▶ **Data lines**:
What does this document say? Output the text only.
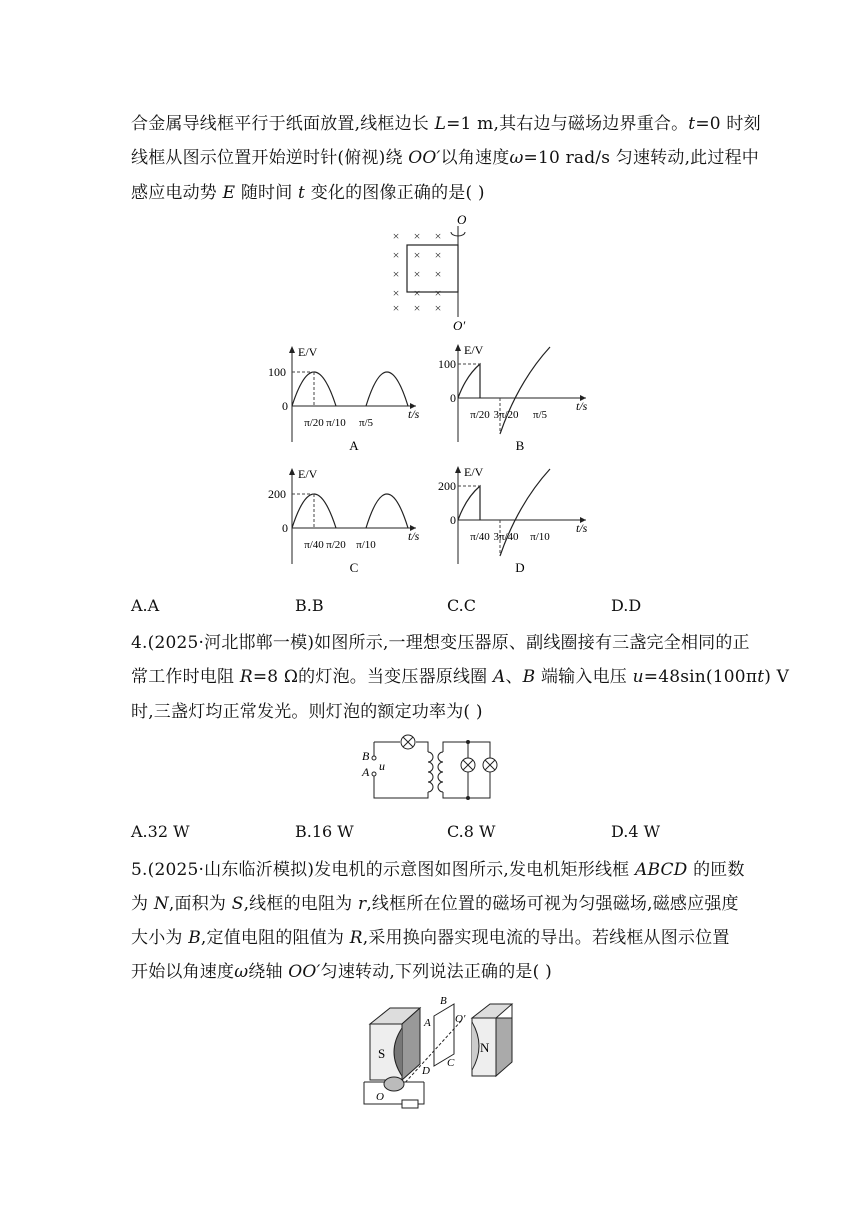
合金属导线框平行于纸面放置,线框边长 L=1 m,其右边与磁场边界重合。t=0 时刻
线框从图示位置开始逆时针(俯视)绕 OO′以角速度ω=10 rad/s 匀速转动,此过程中
感应电动势 E 随时间 t 变化的图像正确的是( )
× × ×
× × ×
× × ×
× × ×
× × ×
O
O′
E/V
100
0
t/s
π/20 π/10 π/5
A
E/V
100
0
t/s
π/20 3π/20 π/5
B
E/V
200
0
t/s
π/40 π/20 π/10
C
E/V
200
0
t/s
π/40 3π/40 π/10
D
A.A	B.B	C.C	D.D
4.(2025·河北邯郸一模)如图所示,一理想变压器原、副线圈接有三盏完全相同的正
常工作时电阻 R=8 Ω的灯泡。当变压器原线圈 A、B 端输入电压 u=48sin(100πt) V
时,三盏灯均正常发光。则灯泡的额定功率为( )
B
A u
A.32 W	B.16 W	C.8 W	D.4 W
5.(2025·山东临沂模拟)发电机的示意图如图所示,发电机矩形线框 ABCD 的匝数
为 N,面积为 S,线框的电阻为 r,线框所在位置的磁场可视为匀强磁场,磁感应强度
大小为 B,定值电阻的阻值为 R,采用换向器实现电流的导出。若线框从图示位置
开始以角速度ω绕轴 OO′匀速转动,下列说法正确的是( )
S	N
A
B
C
D
O′
O
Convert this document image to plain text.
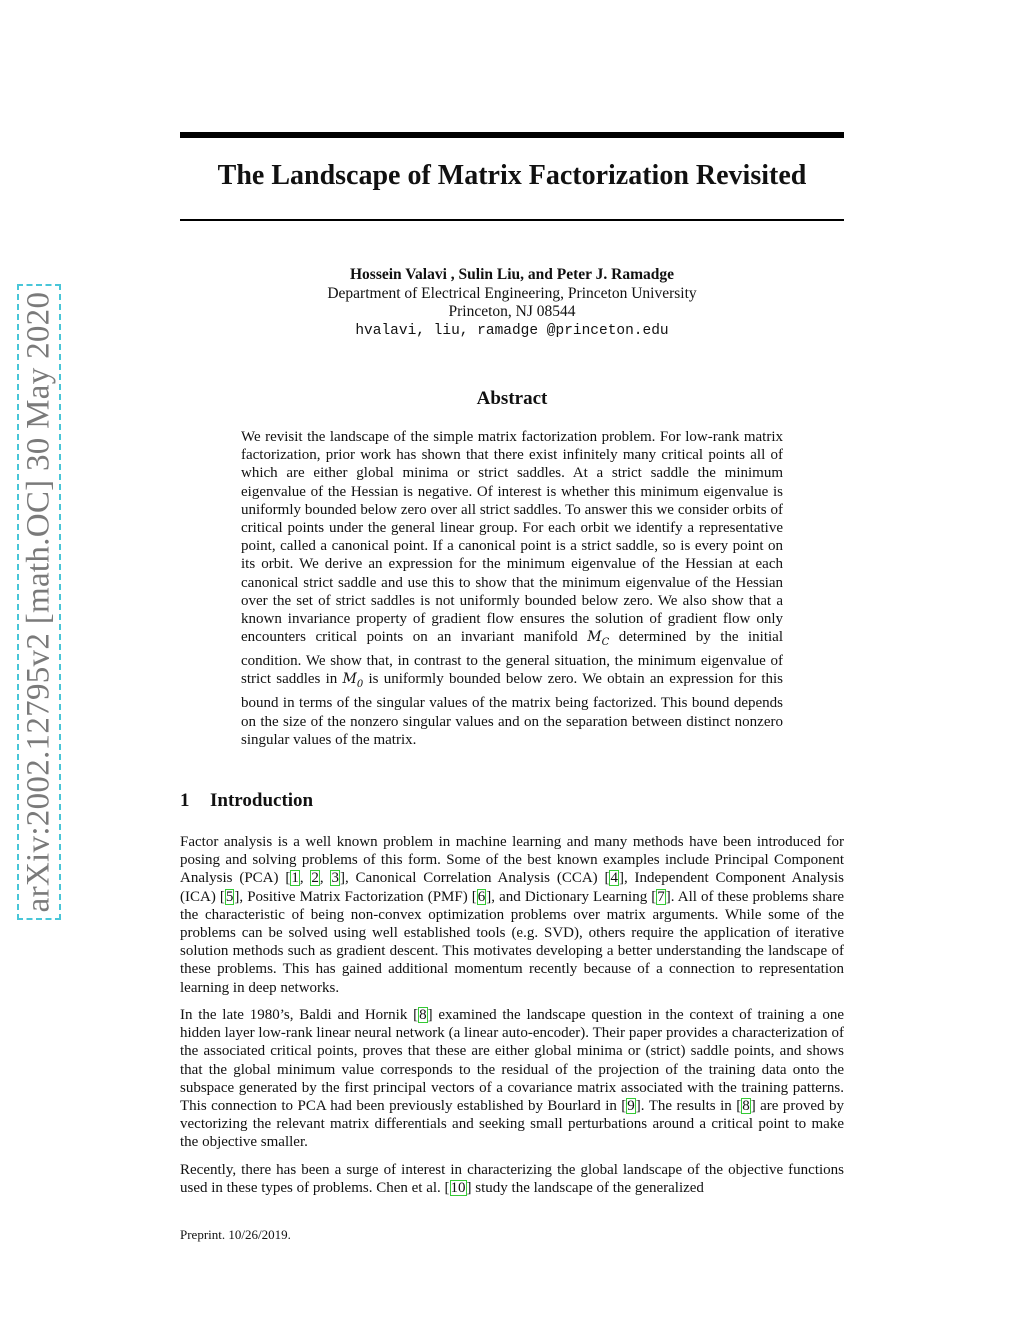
arXiv:2002.12795v2 [math.OC] 30 May 2020
The Landscape of Matrix Factorization Revisited
Hossein Valavi , Sulin Liu, and Peter J. Ramadge
Department of Electrical Engineering, Princeton University
Princeton, NJ 08544
hvalavi, liu, ramadge @princeton.edu
Abstract

We revisit the landscape of the simple matrix factorization problem. For low-rank matrix factorization, prior work has shown that there exist infinitely many critical points all of which are either global minima or strict saddles. At a strict saddle the minimum eigenvalue of the Hessian is negative. Of interest is whether this minimum eigenvalue is uniformly bounded below zero over all strict saddles. To answer this we consider orbits of critical points under the general linear group. For each orbit we identify a representative point, called a canonical point. If a canonical point is a strict saddle, so is every point on its orbit. We derive an expression for the minimum eigenvalue of the Hessian at each canonical strict saddle and use this to show that the minimum eigenvalue of the Hessian over the set of strict saddles is not uniformly bounded below zero. We also show that a known invariance property of gradient flow ensures the solution of gradient flow only encounters critical points on an invariant manifold $M_C$ determined by the initial condition. We show that, in contrast to the general situation, the minimum eigenvalue of strict saddles in $M_0$ is uniformly bounded below zero. We obtain an expression for this bound in terms of the singular values of the matrix being factorized. This bound depends on the size of the nonzero singular values and on the separation between distinct nonzero singular values of the matrix.

1 Introduction

Factor analysis is a well known problem in machine learning and many methods have been introduced for posing and solving problems of this form. Some of the best known examples include Principal Component Analysis (PCA) [1, 2, 3], Canonical Correlation Analysis (CCA) [4], Independent Component Analysis (ICA) [5], Positive Matrix Factorization (PMF) [6], and Dictionary Learning [7]. All of these problems share the characteristic of being non-convex optimization problems over matrix arguments. While some of the problems can be solved using well established tools (e.g. SVD), others require the application of iterative solution methods such as gradient descent. This motivates developing a better understanding the landscape of these problems. This has gained additional momentum recently because of a connection to representation learning in deep networks.

In the late 1980’s, Baldi and Hornik [8] examined the landscape question in the context of training a one hidden layer low-rank linear neural network (a linear auto-encoder). Their paper provides a characterization of the associated critical points, proves that these are either global minima or (strict) saddle points, and shows that the global minimum value corresponds to the residual of the projection of the training data onto the subspace generated by the first principal vectors of a covariance matrix associated with the training patterns. This connection to PCA had been previously established by Bourlard in [9]. The results in [8] are proved by vectorizing the relevant matrix differentials and seeking small perturbations around a critical point to make the objective smaller.

Recently, there has been a surge of interest in characterizing the global landscape of the objective functions used in these types of problems. Chen et al. [10] study the landscape of the generalized

Preprint. 10/26/2019.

▶ **What the task asks**:
Repeat every record precisely. Any picture among them stays out of the copy.

▶ **Written solution**:
What does this document say? Output the text only.
合金属导线框平行于纸面放置,线框边长 L=1 m,其右边与磁场边界重合。t=0 时刻
线框从图示位置开始逆时针(俯视)绕 OO′以角速度ω=10 rad/s 匀速转动,此过程中
感应电动势 E 随时间 t 变化的图像正确的是( )
× × ×
× × ×
× × ×
× × ×
× × ×
O
O′
E/V
100
0
t/s
π/20 π/10 π/5
A
E/V
100
0
t/s
π/20 3π/20 π/5
B
E/V
200
0
t/s
π/40 π/20 π/10
C
E/V
200
0
t/s
π/40 3π/40 π/10
D
A.A	B.B	C.C	D.D
4.(2025·河北邯郸一模)如图所示,一理想变压器原、副线圈接有三盏完全相同的正
常工作时电阻 R=8 Ω的灯泡。当变压器原线圈 A、B 端输入电压 u=48sin(100πt) V
时,三盏灯均正常发光。则灯泡的额定功率为( )
B
A u
A.32 W	B.16 W	C.8 W	D.4 W
5.(2025·山东临沂模拟)发电机的示意图如图所示,发电机矩形线框 ABCD 的匝数
为 N,面积为 S,线框的电阻为 r,线框所在位置的磁场可视为匀强磁场,磁感应强度
大小为 B,定值电阻的阻值为 R,采用换向器实现电流的导出。若线框从图示位置
开始以角速度ω绕轴 OO′匀速转动,下列说法正确的是( )
S	N
A
B
C
D
O′
O
Convert this document image to plain text.
arXiv:2002.12795v2 [math.OC] 30 May 2020
The Landscape of Matrix Factorization Revisited
Hossein Valavi , Sulin Liu, and Peter J. Ramadge
Department of Electrical Engineering, Princeton University
Princeton, NJ 08544
hvalavi, liu, ramadge @princeton.edu
Abstract

We revisit the landscape of the simple matrix factorization problem. For low-rank matrix factorization, prior work has shown that there exist infinitely many critical points all of which are either global minima or strict saddles. At a strict saddle the minimum eigenvalue of the Hessian is negative. Of interest is whether this minimum eigenvalue is uniformly bounded below zero over all strict saddles. To answer this we consider orbits of critical points under the general linear group. For each orbit we identify a representative point, called a canonical point. If a canonical point is a strict saddle, so is every point on its orbit. We derive an expression for the minimum eigenvalue of the Hessian at each canonical strict saddle and use this to show that the minimum eigenvalue of the Hessian over the set of strict saddles is not uniformly bounded below zero. We also show that a known invariance property of gradient flow ensures the solution of gradient flow only encounters critical points on an invariant manifold $M_C$ determined by the initial condition. We show that, in contrast to the general situation, the minimum eigenvalue of strict saddles in $M_0$ is uniformly bounded below zero. We obtain an expression for this bound in terms of the singular values of the matrix being factorized. This bound depends on the size of the nonzero singular values and on the separation between distinct nonzero singular values of the matrix.

1 Introduction

Factor analysis is a well known problem in machine learning and many methods have been introduced for posing and solving problems of this form. Some of the best known examples include Principal Component Analysis (PCA) [1, 2, 3], Canonical Correlation Analysis (CCA) [4], Independent Component Analysis (ICA) [5], Positive Matrix Factorization (PMF) [6], and Dictionary Learning [7]. All of these problems share the characteristic of being non-convex optimization problems over matrix arguments. While some of the problems can be solved using well established tools (e.g. SVD), others require the application of iterative solution methods such as gradient descent. This motivates developing a better understanding the landscape of these problems. This has gained additional momentum recently because of a connection to representation learning in deep networks.

In the late 1980’s, Baldi and Hornik [8] examined the landscape question in the context of training a one hidden layer low-rank linear neural network (a linear auto-encoder). Their paper provides a characterization of the associated critical points, proves that these are either global minima or (strict) saddle points, and shows that the global minimum value corresponds to the residual of the projection of the training data onto the subspace generated by the first principal vectors of a covariance matrix associated with the training patterns. This connection to PCA had been previously established by Bourlard in [9]. The results in [8] are proved by vectorizing the relevant matrix differentials and seeking small perturbations around a critical point to make the objective smaller.

Recently, there has been a surge of interest in characterizing the global landscape of the objective functions used in these types of problems. Chen et al. [10] study the landscape of the generalized

Preprint. 10/26/2019.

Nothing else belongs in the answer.